WHAT YOU WILL DO: Take every line from the material that has the word "MIENTRAS" in it.
====== SUPPLIED ENTRIES ======
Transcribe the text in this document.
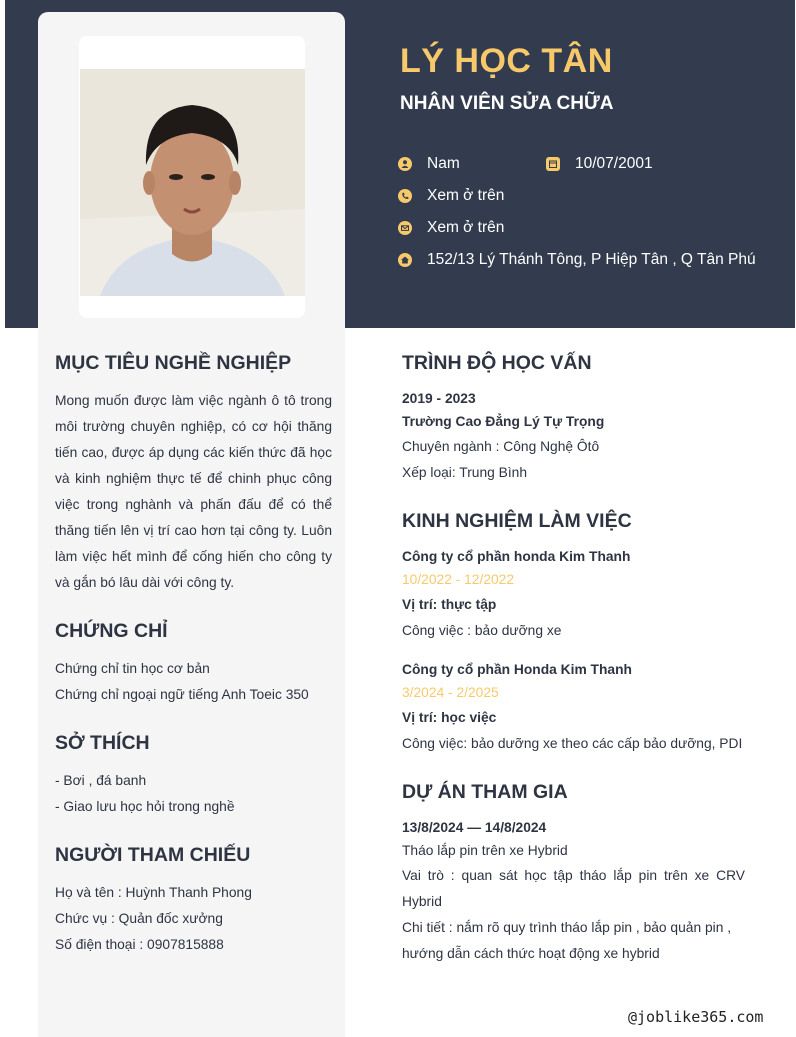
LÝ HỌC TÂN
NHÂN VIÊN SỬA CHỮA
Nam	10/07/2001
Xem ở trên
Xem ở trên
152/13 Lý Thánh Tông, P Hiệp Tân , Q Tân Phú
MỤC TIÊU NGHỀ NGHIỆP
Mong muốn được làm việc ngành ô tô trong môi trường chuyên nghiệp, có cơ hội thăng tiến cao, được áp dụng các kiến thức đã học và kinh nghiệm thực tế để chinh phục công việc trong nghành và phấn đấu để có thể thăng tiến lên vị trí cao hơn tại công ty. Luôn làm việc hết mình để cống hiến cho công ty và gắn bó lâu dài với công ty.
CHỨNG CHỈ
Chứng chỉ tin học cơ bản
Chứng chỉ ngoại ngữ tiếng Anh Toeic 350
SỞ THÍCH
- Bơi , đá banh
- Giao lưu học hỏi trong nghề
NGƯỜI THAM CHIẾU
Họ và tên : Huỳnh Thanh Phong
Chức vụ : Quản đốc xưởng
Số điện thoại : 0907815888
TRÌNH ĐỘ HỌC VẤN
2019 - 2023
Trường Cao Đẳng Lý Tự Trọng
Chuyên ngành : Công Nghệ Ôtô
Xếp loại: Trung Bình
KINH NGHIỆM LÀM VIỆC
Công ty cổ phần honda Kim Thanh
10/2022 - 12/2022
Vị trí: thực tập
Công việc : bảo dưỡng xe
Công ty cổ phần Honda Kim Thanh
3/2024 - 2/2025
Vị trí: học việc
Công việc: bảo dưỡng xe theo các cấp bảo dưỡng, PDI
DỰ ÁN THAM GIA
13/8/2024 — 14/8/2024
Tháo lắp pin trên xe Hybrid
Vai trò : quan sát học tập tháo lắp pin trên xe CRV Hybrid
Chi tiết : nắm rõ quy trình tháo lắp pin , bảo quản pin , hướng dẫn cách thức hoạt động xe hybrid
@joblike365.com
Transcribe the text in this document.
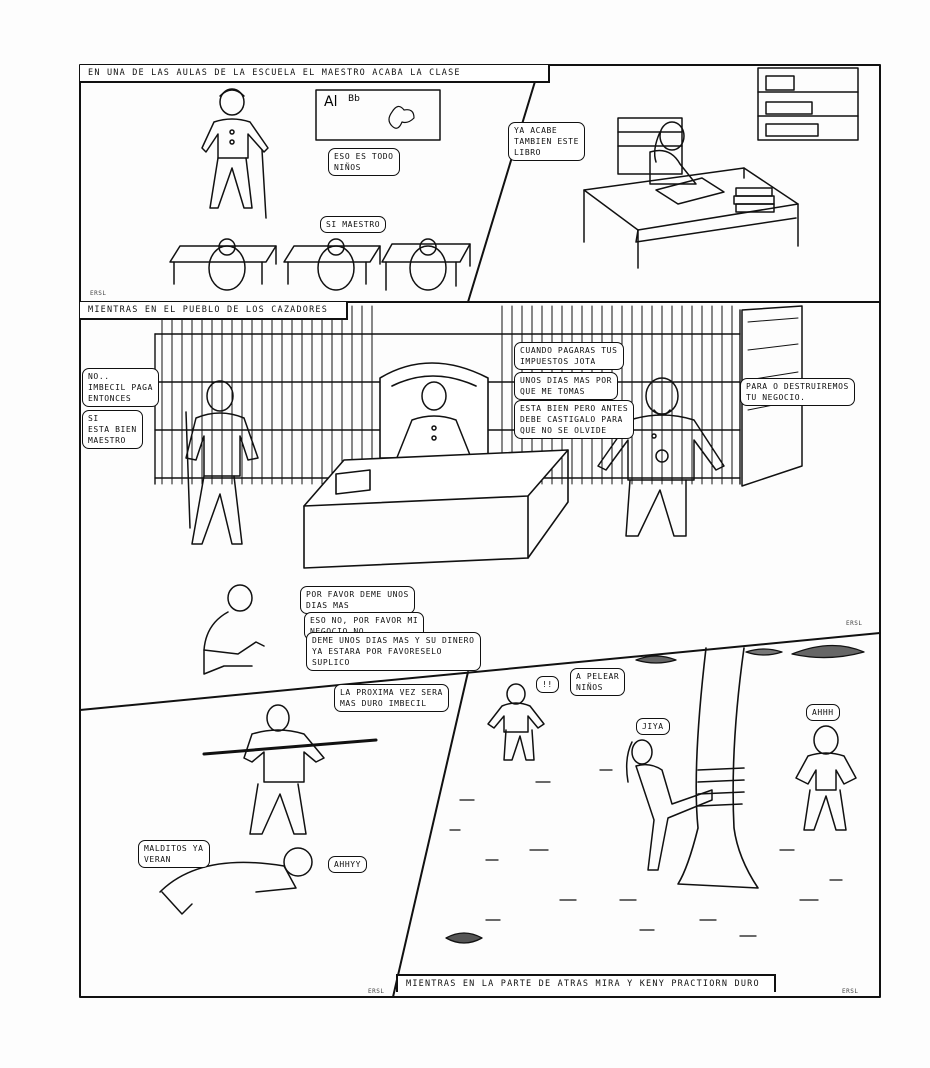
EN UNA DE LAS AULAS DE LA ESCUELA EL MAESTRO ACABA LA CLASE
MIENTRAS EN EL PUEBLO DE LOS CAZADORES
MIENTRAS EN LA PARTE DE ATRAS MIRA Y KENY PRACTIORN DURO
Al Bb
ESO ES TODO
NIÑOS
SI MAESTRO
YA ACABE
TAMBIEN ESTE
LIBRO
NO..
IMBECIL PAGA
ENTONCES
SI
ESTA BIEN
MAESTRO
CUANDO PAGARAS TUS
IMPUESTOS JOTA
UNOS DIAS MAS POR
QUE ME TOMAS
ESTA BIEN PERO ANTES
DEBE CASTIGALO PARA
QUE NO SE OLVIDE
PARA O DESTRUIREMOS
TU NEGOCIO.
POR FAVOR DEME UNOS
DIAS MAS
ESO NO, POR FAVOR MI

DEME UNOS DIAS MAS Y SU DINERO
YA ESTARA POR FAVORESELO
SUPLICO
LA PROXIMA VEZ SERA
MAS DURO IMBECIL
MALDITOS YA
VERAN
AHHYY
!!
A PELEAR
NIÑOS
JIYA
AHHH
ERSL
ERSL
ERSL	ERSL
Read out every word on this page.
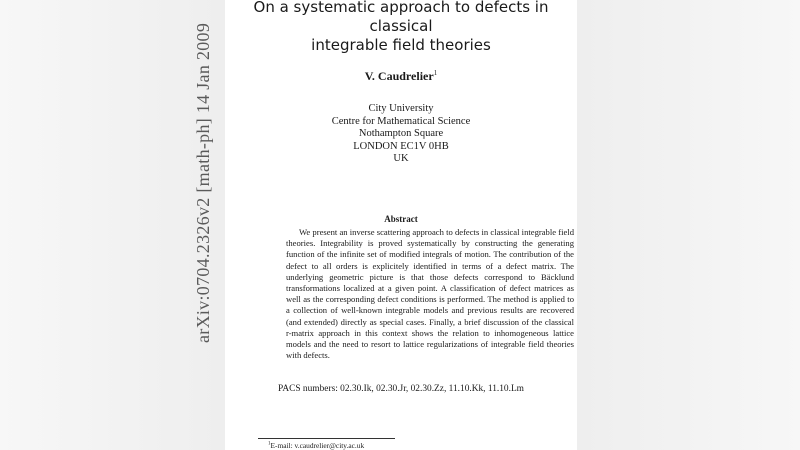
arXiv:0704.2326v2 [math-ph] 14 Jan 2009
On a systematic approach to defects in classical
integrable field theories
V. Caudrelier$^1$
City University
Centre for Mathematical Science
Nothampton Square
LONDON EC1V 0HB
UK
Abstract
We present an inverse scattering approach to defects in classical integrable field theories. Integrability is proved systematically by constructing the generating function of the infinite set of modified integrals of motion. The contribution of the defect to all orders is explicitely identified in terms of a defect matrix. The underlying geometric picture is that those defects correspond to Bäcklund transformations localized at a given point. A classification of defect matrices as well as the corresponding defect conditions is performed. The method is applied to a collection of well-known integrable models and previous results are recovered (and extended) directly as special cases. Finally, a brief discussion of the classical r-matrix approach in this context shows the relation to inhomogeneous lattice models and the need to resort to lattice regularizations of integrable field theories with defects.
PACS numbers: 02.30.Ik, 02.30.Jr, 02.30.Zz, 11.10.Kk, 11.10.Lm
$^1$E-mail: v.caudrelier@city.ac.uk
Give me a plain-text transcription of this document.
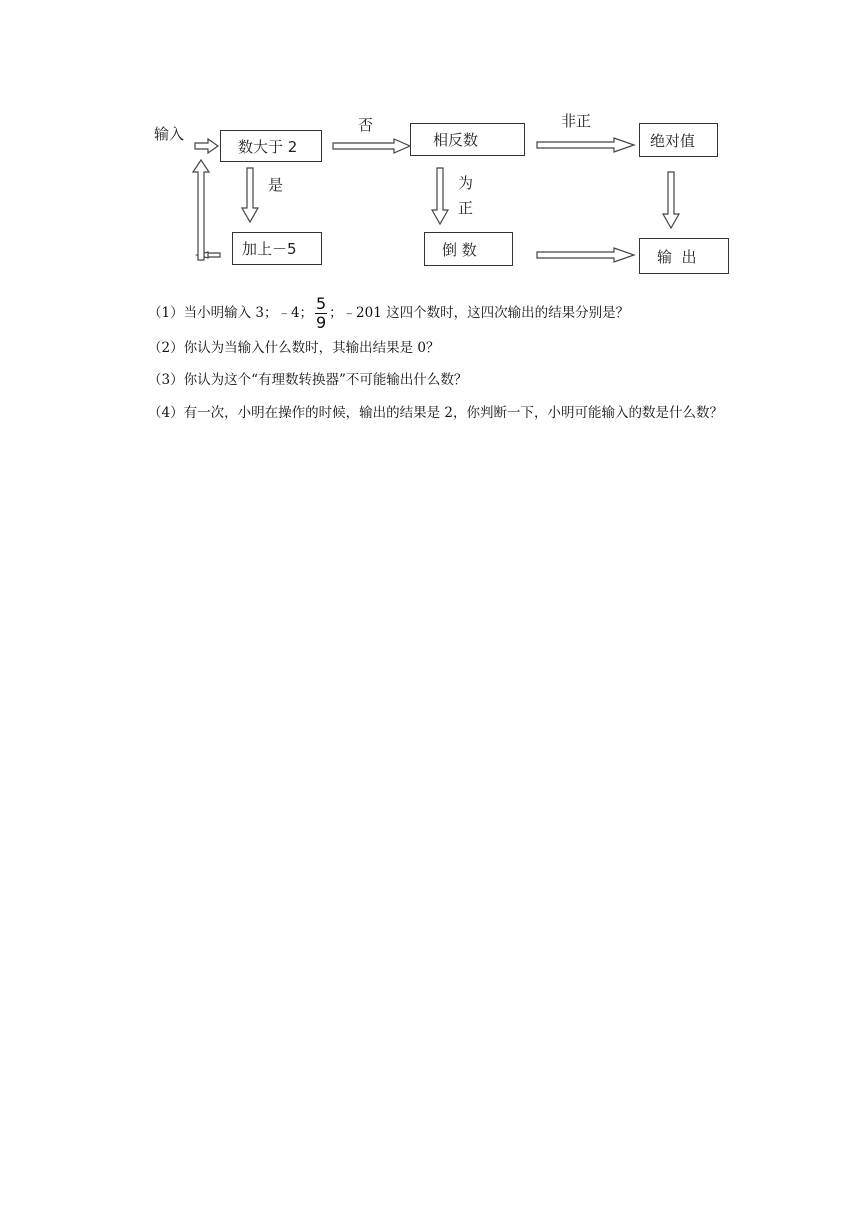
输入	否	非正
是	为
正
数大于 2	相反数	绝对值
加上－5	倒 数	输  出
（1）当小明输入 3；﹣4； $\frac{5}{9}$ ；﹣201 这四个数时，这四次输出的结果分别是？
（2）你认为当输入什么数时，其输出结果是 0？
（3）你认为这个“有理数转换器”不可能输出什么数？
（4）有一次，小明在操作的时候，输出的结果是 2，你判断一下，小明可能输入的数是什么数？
======
WRITTEN SOLUTION:
MIENTRAS EN EL PUEBLO DE LOS CAZADORES
MIENTRAS EN LA PARTE DE ATRAS MIRA Y KENY PRACTIORN DURO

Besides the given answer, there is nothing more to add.